> [GOAL OF THE EXERCISE]:
Reply with one number: the count of lines in the data that hold the string "points".

Stored entries:
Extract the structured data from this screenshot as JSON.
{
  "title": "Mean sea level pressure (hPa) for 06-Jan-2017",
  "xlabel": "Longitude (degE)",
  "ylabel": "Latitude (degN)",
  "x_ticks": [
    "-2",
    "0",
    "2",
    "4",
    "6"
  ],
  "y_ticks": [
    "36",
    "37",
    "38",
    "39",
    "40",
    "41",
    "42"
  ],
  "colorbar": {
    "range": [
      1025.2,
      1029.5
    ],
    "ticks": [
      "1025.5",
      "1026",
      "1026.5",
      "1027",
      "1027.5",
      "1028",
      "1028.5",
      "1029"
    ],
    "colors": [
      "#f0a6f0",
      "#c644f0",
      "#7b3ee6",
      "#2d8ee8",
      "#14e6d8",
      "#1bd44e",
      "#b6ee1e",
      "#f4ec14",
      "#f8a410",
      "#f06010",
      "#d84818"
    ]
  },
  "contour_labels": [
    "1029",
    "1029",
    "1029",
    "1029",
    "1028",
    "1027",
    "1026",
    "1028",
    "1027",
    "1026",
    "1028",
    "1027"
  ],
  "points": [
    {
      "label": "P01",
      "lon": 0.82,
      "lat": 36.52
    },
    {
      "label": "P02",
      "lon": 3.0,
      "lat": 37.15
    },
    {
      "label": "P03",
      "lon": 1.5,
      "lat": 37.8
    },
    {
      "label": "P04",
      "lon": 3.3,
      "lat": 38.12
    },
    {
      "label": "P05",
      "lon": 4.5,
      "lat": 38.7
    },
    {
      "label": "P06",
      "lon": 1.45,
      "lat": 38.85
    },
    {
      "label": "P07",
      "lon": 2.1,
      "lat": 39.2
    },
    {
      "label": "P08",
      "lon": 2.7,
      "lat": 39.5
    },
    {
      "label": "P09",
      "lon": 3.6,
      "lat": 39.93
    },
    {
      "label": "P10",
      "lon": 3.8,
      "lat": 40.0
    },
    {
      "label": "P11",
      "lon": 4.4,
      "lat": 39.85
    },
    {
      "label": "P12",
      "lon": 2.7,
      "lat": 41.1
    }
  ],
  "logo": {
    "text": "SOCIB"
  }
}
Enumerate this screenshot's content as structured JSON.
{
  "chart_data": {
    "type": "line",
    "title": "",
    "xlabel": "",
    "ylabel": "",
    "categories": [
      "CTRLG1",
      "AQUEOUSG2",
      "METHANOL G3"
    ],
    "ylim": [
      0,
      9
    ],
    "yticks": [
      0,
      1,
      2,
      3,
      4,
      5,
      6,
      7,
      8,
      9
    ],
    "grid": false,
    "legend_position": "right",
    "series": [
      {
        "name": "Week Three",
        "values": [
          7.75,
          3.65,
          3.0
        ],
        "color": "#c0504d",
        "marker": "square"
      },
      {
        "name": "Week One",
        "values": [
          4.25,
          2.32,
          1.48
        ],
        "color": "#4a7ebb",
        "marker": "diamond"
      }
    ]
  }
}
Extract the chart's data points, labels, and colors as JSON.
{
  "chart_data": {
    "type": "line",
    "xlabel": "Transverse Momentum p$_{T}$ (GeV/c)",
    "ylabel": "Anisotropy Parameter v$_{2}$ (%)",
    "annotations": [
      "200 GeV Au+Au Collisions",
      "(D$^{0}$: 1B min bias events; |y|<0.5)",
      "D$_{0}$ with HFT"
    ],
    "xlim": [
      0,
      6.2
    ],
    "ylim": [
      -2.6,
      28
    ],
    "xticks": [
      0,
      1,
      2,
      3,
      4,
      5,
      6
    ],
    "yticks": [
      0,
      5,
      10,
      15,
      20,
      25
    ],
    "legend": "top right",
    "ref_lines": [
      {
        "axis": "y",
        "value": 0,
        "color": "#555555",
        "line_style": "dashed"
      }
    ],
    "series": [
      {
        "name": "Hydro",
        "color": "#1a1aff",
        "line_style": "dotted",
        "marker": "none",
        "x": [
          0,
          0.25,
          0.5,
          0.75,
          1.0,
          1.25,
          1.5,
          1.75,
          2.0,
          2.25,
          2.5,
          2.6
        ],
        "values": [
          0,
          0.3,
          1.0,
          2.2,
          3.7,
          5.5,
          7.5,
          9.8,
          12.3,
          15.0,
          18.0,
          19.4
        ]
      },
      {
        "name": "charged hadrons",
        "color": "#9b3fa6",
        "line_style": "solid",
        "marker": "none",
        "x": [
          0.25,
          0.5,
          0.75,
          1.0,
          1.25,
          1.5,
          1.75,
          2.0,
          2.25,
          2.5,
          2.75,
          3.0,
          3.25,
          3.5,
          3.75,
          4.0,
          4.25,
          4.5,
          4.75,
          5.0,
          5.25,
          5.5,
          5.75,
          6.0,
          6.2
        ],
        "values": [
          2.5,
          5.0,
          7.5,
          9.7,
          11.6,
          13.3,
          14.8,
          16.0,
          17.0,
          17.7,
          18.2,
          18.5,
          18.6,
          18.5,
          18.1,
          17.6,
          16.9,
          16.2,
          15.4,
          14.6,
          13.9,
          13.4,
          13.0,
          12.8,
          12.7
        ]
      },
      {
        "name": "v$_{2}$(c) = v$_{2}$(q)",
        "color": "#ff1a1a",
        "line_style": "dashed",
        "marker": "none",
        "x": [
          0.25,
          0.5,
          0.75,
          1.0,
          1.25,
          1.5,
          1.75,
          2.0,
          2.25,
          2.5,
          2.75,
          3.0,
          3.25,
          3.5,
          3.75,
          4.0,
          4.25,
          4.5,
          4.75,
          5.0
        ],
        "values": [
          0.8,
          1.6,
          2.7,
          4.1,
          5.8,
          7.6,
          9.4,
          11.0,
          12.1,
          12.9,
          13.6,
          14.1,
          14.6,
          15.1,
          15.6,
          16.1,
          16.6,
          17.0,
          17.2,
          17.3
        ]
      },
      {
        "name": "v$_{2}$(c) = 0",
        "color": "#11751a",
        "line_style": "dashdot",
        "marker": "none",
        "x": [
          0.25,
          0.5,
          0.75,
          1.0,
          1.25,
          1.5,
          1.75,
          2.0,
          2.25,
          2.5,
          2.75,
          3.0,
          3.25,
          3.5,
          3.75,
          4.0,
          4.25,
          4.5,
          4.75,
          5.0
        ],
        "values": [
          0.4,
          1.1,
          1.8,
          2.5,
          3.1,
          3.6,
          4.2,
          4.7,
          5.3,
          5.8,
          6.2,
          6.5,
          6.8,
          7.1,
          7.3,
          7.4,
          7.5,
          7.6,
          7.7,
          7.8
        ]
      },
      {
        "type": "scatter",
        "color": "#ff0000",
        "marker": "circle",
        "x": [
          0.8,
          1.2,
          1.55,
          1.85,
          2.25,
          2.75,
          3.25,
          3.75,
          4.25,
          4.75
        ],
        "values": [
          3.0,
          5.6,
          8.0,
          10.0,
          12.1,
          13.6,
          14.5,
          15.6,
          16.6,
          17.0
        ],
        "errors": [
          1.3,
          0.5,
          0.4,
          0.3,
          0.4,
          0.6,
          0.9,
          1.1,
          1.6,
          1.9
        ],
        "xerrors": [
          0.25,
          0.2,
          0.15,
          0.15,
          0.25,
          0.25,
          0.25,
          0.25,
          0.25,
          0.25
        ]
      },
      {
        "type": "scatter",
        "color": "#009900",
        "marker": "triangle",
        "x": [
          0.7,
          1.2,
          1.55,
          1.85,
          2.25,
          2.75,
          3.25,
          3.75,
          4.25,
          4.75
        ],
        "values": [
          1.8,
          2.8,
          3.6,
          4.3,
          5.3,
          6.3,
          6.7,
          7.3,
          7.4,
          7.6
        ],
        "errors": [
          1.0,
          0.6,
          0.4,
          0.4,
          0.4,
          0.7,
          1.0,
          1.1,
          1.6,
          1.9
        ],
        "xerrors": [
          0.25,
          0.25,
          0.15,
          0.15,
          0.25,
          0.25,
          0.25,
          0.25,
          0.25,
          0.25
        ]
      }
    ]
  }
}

> [RESULT OF THE TASK]:
2